- _Short task_:
Each line containing the word "Agreement" must be reported.

- _Exercise material_:
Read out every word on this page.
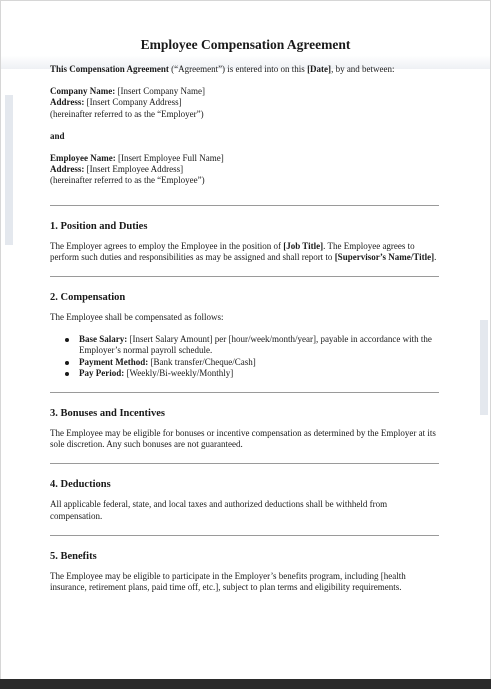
Employee Compensation Agreement

This Compensation Agreement (“Agreement”) is entered into on this [Date], by and between:

Company Name: [Insert Company Name]

Address: [Insert Company Address]

(hereinafter referred to as the “Employer”)

and

Employee Name: [Insert Employee Full Name]

Address: [Insert Employee Address]

(hereinafter referred to as the “Employee”)

1. Position and Duties

The Employer agrees to employ the Employee in the position of [Job Title]. The Employee agrees to perform such duties and responsibilities as may be assigned and shall report to [Supervisor’s Name/Title].

2. Compensation

The Employee shall be compensated as follows:

Base Salary: [Insert Salary Amount] per [hour/week/month/year], payable in accordance with the Employer’s normal payroll schedule.
Payment Method: [Bank transfer/Cheque/Cash]
Pay Period: [Weekly/Bi-weekly/Monthly]
3. Bonuses and Incentives

The Employee may be eligible for bonuses or incentive compensation as determined by the Employer at its sole discretion. Any such bonuses are not guaranteed.

4. Deductions

All applicable federal, state, and local taxes and authorized deductions shall be withheld from compensation.

5. Benefits

The Employee may be eligible to participate in the Employer’s benefits program, including [health insurance, retirement plans, paid time off, etc.], subject to plan terms and eligibility requirements.
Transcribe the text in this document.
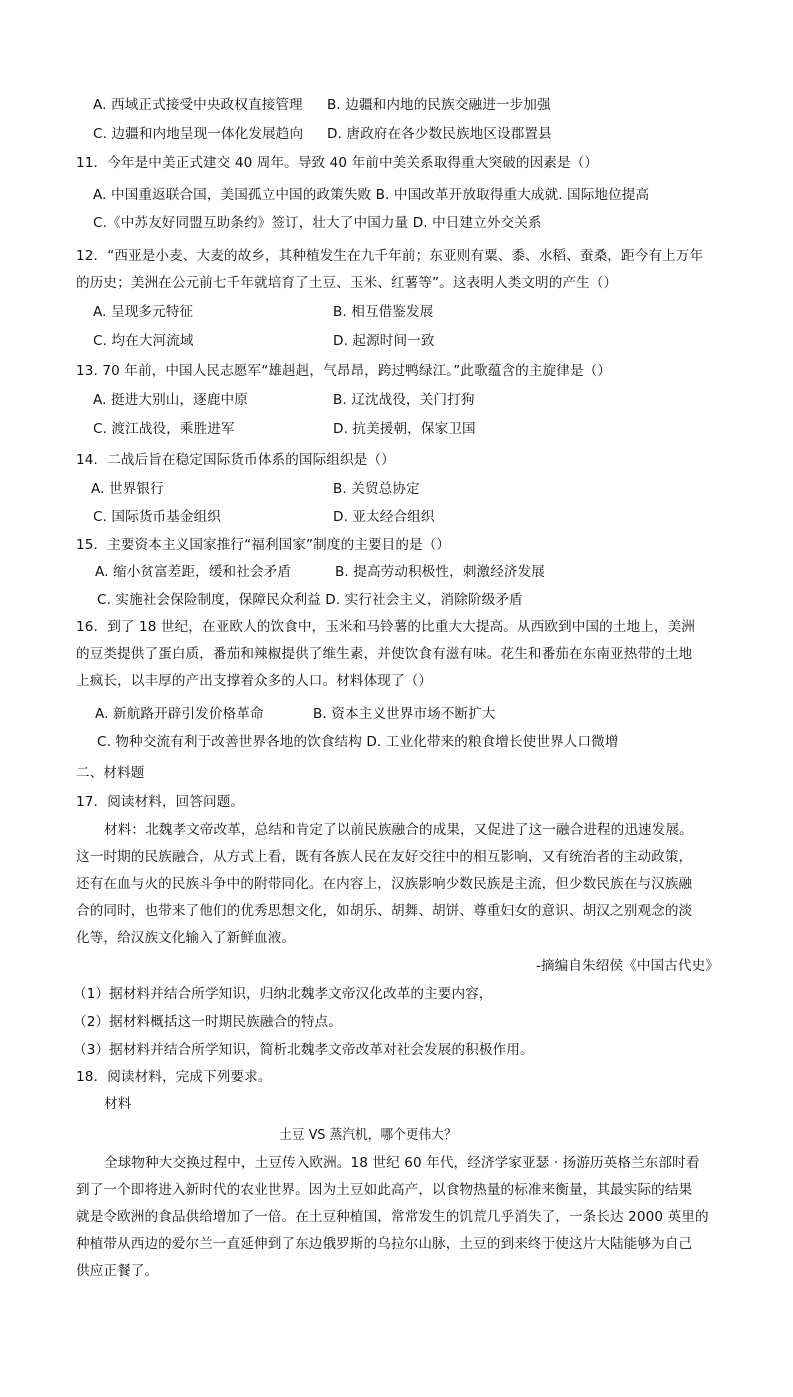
A. 西域正式接受中央政权直接管理 B. 边疆和内地的民族交融进一步加强
C. 边疆和内地呈现一体化发展趋向 D. 唐政府在各少数民族地区设郡置县
11．今年是中美正式建交 40 周年。导致 40 年前中美关系取得重大突破的因素是（）
A. 中国重返联合国，美国孤立中国的政策失败 B. 中国改革开放取得重大成就. 国际地位提高
C.《中苏友好同盟互助条约》签订，壮大了中国力量 D. 中日建立外交关系
12．“西亚是小麦、大麦的故乡，其种植发生在九千年前；东亚则有粟、黍、水稻、蚕桑，距今有上万年
的历史；美洲在公元前七千年就培育了土豆、玉米、红薯等”。这表明人类文明的产生（）
A. 呈现多元特征	B. 相互借鉴发展
C. 均在大河流域	D. 起源时间一致
13. 70 年前，中国人民志愿军“雄赳赳，气昂昂，跨过鸭绿江。”此歌蕴含的主旋律是（）
A. 挺进大别山，逐鹿中原	B. 辽沈战役，关门打狗
C. 渡江战役，乘胜进军	D. 抗美援朝，保家卫国
14．二战后旨在稳定国际货币体系的国际组织是（）
A. 世界银行	B. 关贸总协定
C. 国际货币基金组织	D. 亚太经合组织
15．主要资本主义国家推行“福利国家”制度的主要目的是（）
A. 缩小贫富差距，缓和社会矛盾	B. 提高劳动积极性，刺激经济发展
C. 实施社会保险制度，保障民众利益 D. 实行社会主义，消除阶级矛盾
16．到了 18 世纪，在亚欧人的饮食中，玉米和马铃薯的比重大大提高。从西欧到中国的土地上，美洲
的豆类提供了蛋白质，番茄和辣椒提供了维生素，并使饮食有滋有味。花生和番茄在东南亚热带的土地
上疯长，以丰厚的产出支撑着众多的人口。材料体现了（）
A. 新航路开辟引发价格革命	B. 资本主义世界市场不断扩大
C. 物种交流有利于改善世界各地的饮食结构 D. 工业化带来的粮食增长使世界人口微增
二、材料题
17．阅读材料，回答问题。
材料：北魏孝文帝改革，总结和肯定了以前民族融合的成果，又促进了这一融合进程的迅速发展。
这一时期的民族融合，从方式上看，既有各族人民在友好交往中的相互影响，又有统治者的主动政策，
还有在血与火的民族斗争中的附带同化。在内容上，汉族影响少数民族是主流，但少数民族在与汉族融
合的同时，也带来了他们的优秀思想文化，如胡乐、胡舞、胡饼、尊重妇女的意识、胡汉之别观念的淡
化等，给汉族文化输入了新鲜血液。
-摘编自朱绍侯《中国古代史》
（1）据材料并结合所学知识，归纳北魏孝文帝汉化改革的主要内容，
（2）据材料概括这一时期民族融合的特点。
（3）据材料并结合所学知识，简析北魏孝文帝改革对社会发展的积极作用。
18．阅读材料，完成下列要求。
材料
土豆 VS 蒸汽机，哪个更伟大？
全球物种大交换过程中，土豆传入欧洲。18 世纪 60 年代，经济学家亚瑟 · 扬游历英格兰东部时看
到了一个即将进入新时代的农业世界。因为土豆如此高产，以食物热量的标准来衡量，其最实际的结果
就是令欧洲的食品供给增加了一倍。在土豆种植国，常常发生的饥荒几乎消失了，一条长达 2000 英里的
种植带从西边的爱尔兰一直延伸到了东边俄罗斯的乌拉尔山脉，土豆的到来终于使这片大陆能够为自己
供应正餐了。
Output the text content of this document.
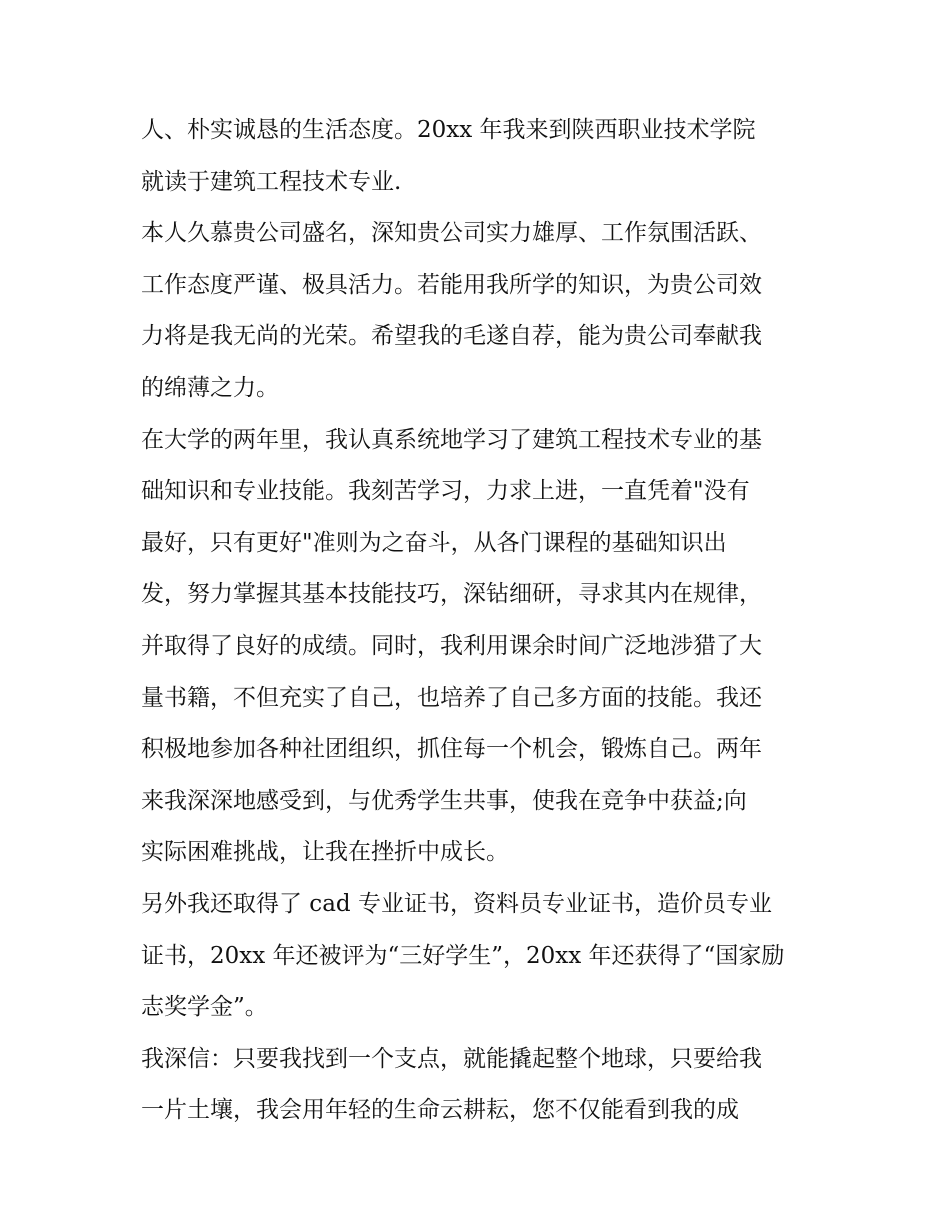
人、朴实诚恳的生活态度。20xx 年我来到陕西职业技术学院
就读于建筑工程技术专业.
本人久慕贵公司盛名，深知贵公司实力雄厚、工作氛围活跃、
工作态度严谨、极具活力。若能用我所学的知识，为贵公司效
力将是我无尚的光荣。希望我的毛遂自荐，能为贵公司奉献我
的绵薄之力。
在大学的两年里，我认真系统地学习了建筑工程技术专业的基
础知识和专业技能。我刻苦学习，力求上进，一直凭着"没有
最好，只有更好"准则为之奋斗，从各门课程的基础知识出
发，努力掌握其基本技能技巧，深钻细研，寻求其内在规律，
并取得了良好的成绩。同时，我利用课余时间广泛地涉猎了大
量书籍，不但充实了自己，也培养了自己多方面的技能。我还
积极地参加各种社团组织，抓住每一个机会，锻炼自己。两年
来我深深地感受到，与优秀学生共事，使我在竞争中获益;向
实际困难挑战，让我在挫折中成长。
另外我还取得了 cad 专业证书，资料员专业证书，造价员专业
证书，20xx 年还被评为“三好学生”，20xx 年还获得了“国家励
志奖学金”。
我深信：只要我找到一个支点，就能撬起整个地球，只要给我
一片土壤，我会用年轻的生命云耕耘，您不仅能看到我的成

- _Right answer_:
Employee Compensation Agreement
This Compensation Agreement (“Agreement”) is entered into on this [Date], by and between:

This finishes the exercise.